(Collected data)
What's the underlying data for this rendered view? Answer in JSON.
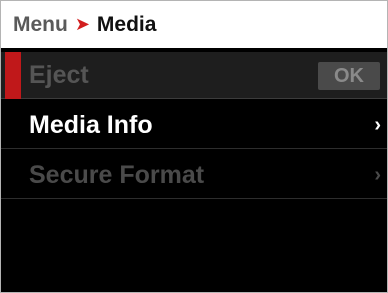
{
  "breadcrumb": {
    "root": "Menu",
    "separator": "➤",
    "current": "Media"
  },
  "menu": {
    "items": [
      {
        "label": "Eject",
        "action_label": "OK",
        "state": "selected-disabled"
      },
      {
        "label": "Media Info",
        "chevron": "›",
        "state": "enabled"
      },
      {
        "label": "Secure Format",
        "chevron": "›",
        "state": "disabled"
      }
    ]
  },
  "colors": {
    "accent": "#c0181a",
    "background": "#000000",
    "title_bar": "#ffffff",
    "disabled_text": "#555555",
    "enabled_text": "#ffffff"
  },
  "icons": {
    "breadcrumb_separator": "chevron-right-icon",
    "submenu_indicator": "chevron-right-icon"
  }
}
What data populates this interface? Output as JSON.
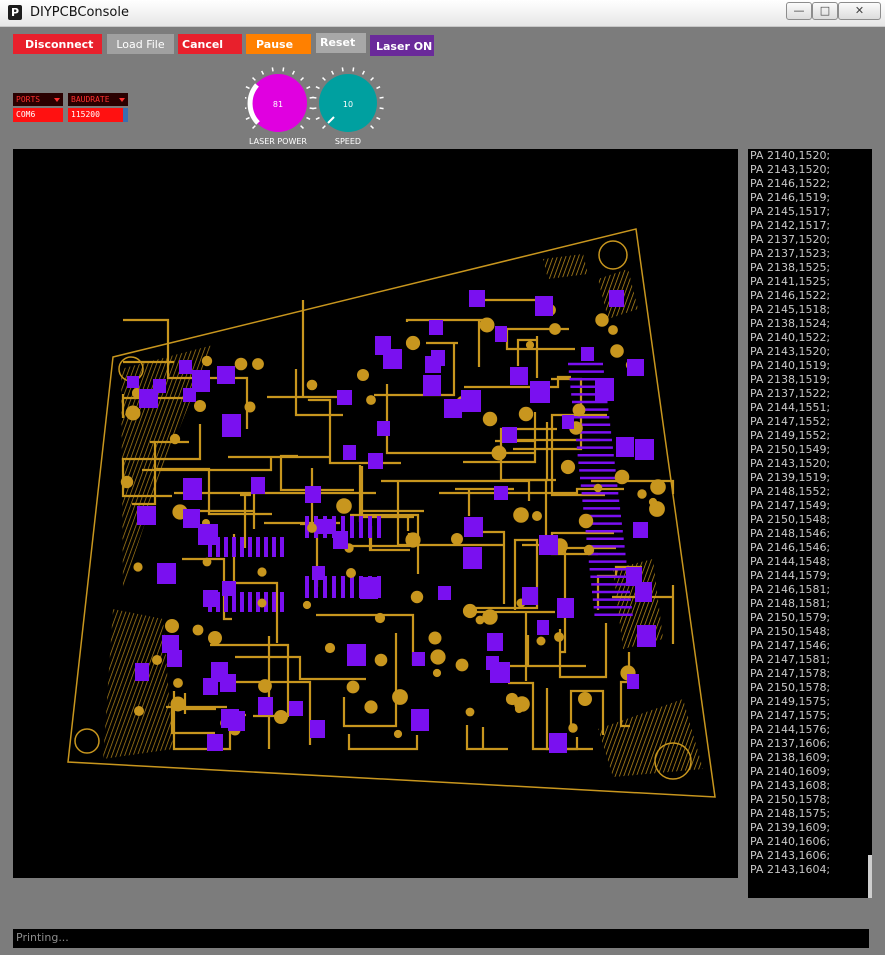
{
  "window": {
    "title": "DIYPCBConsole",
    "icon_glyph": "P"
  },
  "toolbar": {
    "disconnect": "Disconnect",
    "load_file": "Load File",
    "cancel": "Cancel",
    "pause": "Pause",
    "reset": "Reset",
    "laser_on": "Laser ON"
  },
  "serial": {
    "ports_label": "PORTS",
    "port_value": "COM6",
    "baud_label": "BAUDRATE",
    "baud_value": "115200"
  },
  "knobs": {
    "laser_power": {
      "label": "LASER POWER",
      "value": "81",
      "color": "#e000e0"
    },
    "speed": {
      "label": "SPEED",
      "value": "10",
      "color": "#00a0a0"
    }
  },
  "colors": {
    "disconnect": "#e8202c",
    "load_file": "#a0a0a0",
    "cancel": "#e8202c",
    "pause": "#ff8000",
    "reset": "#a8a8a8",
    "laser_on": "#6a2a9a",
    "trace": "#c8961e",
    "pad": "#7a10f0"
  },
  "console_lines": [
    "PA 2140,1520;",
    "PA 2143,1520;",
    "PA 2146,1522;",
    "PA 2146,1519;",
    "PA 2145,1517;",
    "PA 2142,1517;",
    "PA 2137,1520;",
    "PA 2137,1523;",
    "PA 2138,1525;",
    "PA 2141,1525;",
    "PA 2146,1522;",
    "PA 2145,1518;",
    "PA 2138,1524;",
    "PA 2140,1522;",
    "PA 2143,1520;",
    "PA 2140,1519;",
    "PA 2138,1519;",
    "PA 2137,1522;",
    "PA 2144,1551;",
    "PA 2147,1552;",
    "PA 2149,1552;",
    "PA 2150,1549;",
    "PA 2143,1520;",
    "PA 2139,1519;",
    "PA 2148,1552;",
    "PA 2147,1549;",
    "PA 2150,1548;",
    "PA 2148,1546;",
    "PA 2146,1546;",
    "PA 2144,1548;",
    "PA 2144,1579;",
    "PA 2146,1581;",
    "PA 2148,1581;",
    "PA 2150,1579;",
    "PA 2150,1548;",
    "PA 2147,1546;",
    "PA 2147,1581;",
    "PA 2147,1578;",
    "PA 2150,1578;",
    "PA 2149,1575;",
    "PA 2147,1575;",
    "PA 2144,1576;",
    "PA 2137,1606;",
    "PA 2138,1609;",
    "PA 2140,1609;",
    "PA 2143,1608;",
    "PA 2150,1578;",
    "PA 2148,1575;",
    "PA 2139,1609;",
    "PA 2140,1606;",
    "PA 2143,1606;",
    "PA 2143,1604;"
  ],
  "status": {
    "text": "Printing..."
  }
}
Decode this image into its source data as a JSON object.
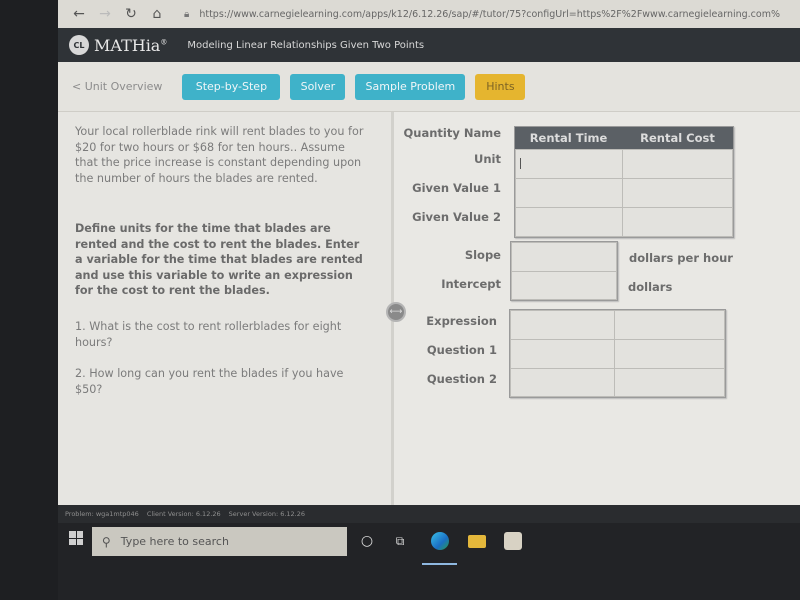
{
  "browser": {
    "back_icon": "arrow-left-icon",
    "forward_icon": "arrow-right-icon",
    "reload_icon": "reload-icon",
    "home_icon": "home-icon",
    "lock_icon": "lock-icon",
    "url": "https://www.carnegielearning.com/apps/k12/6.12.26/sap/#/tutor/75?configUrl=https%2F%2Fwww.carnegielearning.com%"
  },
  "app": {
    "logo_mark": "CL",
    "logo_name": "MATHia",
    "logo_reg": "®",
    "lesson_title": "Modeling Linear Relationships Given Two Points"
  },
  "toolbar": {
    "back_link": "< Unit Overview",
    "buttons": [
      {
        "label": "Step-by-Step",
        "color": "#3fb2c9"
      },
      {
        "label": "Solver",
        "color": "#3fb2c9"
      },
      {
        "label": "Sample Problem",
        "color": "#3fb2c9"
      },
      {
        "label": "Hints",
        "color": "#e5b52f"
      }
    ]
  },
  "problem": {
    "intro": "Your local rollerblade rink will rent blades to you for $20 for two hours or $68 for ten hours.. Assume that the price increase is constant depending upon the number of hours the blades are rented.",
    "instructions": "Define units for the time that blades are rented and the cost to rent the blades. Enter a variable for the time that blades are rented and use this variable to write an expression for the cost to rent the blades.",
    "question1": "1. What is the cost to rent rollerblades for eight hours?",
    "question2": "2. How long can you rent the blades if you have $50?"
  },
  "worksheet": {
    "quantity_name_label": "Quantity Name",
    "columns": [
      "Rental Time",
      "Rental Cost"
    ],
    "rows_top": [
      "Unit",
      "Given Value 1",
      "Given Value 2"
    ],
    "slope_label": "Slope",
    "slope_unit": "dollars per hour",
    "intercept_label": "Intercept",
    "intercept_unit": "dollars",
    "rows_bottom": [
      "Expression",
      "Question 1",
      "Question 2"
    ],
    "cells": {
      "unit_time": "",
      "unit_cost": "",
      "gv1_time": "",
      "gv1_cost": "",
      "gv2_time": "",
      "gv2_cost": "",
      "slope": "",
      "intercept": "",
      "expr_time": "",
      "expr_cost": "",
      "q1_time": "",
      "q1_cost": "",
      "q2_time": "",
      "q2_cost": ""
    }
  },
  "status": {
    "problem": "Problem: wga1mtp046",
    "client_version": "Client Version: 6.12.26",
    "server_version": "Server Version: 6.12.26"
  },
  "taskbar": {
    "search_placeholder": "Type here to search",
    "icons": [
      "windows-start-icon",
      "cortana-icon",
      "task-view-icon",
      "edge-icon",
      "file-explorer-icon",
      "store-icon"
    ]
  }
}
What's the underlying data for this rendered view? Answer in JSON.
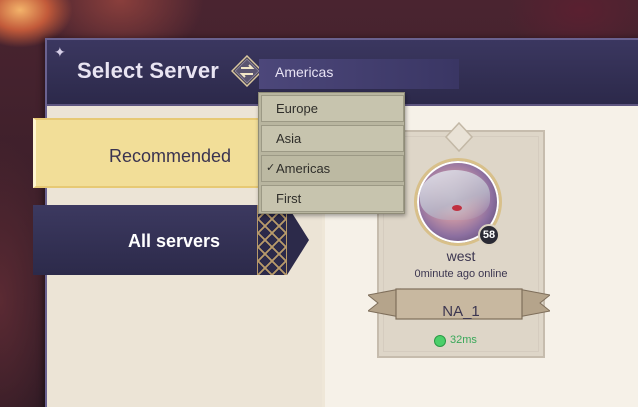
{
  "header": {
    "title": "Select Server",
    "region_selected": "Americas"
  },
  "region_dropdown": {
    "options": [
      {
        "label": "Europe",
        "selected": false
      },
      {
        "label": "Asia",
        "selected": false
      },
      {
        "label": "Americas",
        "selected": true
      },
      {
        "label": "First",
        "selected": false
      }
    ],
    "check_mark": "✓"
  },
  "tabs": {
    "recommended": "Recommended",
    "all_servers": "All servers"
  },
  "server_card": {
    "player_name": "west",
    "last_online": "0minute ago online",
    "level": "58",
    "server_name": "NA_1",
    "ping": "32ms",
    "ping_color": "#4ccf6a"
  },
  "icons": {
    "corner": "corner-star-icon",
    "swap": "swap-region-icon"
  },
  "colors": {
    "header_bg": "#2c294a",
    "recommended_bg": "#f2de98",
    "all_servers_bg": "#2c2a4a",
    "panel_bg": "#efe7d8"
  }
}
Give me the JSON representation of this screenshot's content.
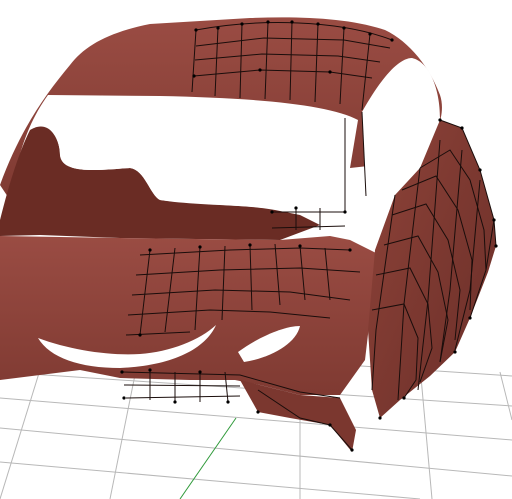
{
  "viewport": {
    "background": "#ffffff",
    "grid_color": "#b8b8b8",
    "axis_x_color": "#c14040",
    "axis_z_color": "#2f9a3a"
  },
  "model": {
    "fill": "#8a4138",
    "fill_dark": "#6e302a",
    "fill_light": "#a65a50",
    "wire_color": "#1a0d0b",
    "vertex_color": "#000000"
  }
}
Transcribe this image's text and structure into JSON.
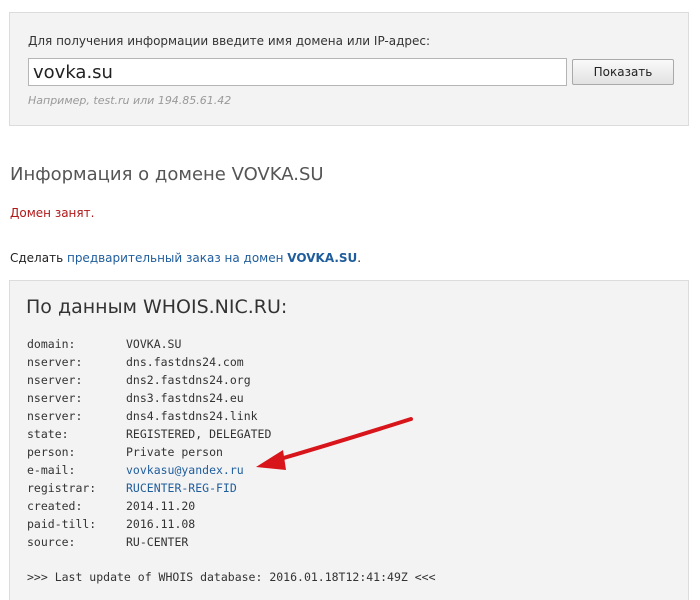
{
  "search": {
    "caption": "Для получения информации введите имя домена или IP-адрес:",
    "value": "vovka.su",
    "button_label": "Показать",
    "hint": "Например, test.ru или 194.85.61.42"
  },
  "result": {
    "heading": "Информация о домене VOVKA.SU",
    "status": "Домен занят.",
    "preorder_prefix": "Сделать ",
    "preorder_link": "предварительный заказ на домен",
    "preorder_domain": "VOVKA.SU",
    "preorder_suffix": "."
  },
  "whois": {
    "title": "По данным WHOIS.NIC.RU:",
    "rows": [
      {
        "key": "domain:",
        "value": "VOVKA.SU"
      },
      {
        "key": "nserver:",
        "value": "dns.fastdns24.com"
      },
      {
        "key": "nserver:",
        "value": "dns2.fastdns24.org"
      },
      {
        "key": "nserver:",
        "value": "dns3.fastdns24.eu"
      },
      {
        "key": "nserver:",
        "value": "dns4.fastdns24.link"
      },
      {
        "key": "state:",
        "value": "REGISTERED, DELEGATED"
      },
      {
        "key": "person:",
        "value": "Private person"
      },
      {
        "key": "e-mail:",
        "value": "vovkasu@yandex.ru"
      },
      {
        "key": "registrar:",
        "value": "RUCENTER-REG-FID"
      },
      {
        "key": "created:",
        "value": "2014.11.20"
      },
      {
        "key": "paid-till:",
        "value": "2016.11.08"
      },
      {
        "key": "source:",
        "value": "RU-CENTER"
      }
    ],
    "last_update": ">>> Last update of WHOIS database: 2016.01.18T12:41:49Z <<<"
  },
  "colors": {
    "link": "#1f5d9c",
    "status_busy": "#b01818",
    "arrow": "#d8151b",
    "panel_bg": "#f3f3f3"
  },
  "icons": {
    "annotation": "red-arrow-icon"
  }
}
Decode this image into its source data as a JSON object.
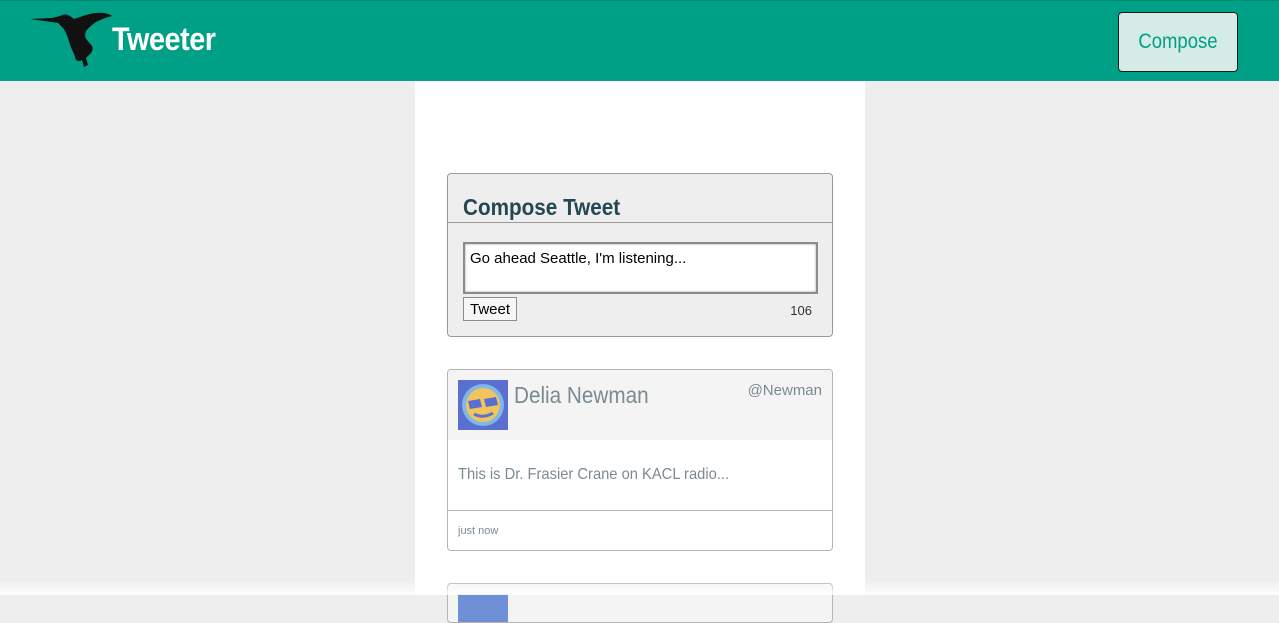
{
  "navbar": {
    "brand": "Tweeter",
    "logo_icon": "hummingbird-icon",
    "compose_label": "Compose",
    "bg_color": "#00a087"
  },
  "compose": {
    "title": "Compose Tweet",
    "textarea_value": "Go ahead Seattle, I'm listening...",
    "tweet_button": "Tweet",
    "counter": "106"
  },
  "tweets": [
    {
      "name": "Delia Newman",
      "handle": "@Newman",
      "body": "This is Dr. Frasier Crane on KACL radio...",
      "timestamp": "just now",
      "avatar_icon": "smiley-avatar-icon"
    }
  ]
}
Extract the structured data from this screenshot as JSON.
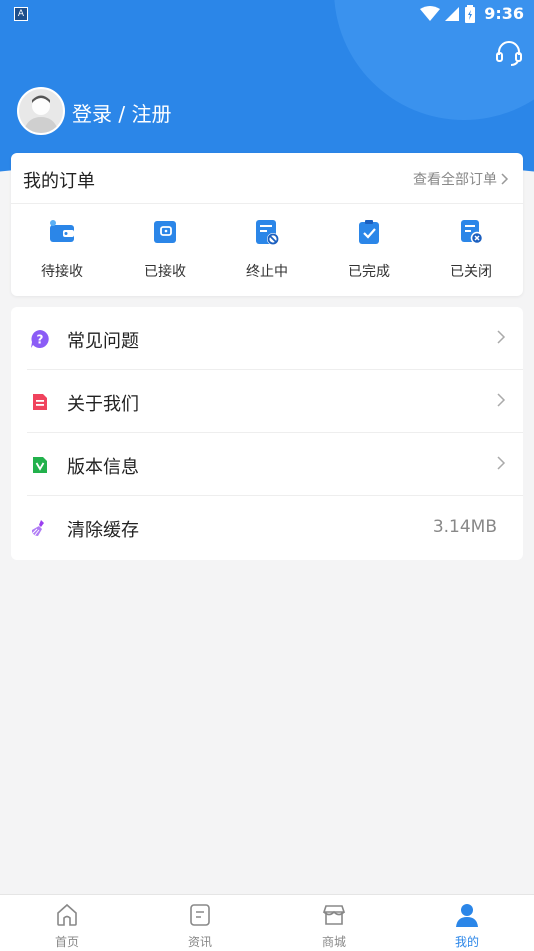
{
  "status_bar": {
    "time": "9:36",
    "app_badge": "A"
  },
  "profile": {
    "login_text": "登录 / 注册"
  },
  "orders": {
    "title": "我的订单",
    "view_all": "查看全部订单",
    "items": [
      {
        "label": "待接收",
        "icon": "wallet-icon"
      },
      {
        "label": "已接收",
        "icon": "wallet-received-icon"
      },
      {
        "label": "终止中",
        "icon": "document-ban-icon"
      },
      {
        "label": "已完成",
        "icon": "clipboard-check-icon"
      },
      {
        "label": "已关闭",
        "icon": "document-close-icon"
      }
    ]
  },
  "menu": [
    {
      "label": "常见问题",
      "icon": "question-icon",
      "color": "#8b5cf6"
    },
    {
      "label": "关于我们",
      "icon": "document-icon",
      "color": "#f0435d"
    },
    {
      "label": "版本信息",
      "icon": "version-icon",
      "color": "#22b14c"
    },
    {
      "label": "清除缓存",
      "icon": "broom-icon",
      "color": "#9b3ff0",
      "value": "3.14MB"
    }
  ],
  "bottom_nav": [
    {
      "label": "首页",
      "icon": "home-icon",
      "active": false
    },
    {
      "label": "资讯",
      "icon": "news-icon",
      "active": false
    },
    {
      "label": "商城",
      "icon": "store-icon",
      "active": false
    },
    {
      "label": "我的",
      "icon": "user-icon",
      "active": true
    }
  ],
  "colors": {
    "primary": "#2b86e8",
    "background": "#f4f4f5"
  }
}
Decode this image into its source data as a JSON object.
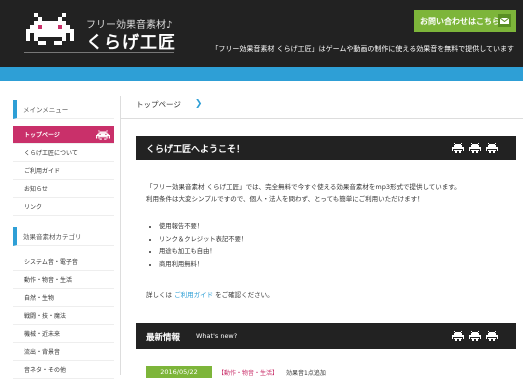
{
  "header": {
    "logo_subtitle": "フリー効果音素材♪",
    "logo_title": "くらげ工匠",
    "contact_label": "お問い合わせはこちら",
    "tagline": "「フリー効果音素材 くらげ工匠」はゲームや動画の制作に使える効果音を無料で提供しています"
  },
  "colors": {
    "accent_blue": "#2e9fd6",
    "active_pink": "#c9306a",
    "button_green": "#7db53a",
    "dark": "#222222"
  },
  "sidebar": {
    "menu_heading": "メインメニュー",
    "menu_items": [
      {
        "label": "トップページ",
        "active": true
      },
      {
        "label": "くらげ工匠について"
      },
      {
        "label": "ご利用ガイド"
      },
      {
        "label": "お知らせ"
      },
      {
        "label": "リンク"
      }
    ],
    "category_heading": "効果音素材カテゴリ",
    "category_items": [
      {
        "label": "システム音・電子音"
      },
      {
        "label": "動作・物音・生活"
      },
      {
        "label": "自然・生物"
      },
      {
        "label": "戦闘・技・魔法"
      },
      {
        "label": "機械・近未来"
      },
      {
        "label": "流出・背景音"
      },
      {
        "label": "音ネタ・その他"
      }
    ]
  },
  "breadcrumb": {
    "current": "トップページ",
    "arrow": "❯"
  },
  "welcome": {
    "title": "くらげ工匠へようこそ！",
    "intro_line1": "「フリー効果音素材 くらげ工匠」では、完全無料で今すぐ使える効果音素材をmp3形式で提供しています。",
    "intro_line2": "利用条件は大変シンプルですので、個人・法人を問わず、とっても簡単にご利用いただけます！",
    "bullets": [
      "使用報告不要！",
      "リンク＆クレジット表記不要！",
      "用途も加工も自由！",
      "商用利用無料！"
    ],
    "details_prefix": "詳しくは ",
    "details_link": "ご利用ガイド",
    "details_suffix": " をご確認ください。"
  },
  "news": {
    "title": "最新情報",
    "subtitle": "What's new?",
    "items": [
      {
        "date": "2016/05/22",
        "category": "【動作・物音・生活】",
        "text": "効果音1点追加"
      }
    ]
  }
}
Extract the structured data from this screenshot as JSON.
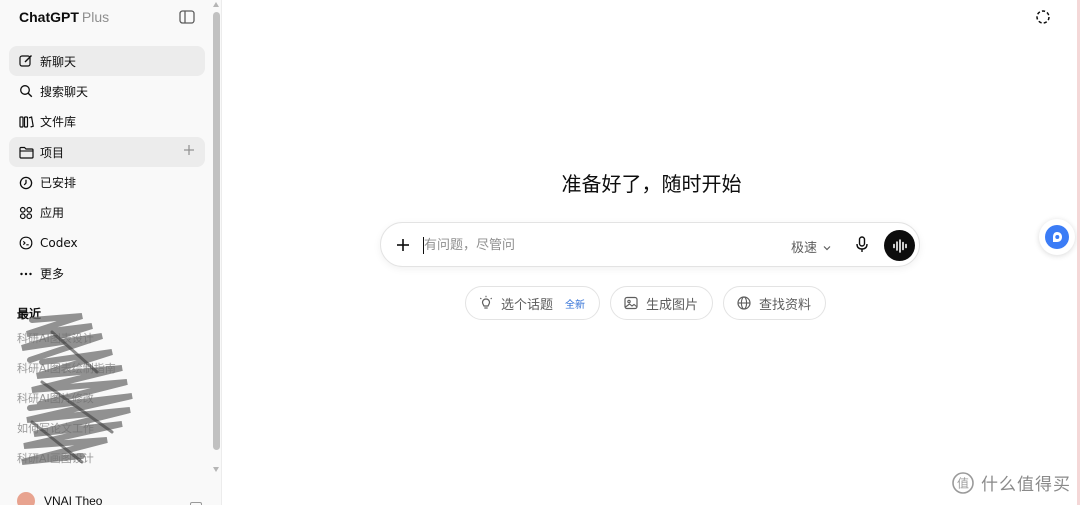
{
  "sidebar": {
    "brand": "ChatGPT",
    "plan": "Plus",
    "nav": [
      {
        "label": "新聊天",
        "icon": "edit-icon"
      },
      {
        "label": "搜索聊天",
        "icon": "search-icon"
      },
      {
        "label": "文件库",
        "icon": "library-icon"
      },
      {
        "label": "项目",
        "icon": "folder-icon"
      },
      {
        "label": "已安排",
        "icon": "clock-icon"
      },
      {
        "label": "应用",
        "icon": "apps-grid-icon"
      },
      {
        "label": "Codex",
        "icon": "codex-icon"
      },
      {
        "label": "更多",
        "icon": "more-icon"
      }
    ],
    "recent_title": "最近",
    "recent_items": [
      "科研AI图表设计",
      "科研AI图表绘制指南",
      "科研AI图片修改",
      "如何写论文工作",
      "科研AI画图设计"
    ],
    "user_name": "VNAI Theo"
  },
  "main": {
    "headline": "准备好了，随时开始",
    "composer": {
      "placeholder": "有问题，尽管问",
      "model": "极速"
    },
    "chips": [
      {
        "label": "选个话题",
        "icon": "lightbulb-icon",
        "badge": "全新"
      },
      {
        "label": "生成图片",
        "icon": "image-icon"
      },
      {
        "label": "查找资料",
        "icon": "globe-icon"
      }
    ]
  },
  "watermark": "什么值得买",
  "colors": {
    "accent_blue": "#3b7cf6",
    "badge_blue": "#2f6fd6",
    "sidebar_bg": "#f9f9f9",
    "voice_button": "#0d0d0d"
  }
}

| What to work on |
Where a line in the entries holds the word "ffffff", copy that line.

| Answer |
    "title_bar": "#ffffff",
    "enabled_text": "#ffffff"
    "background": "#ffffff",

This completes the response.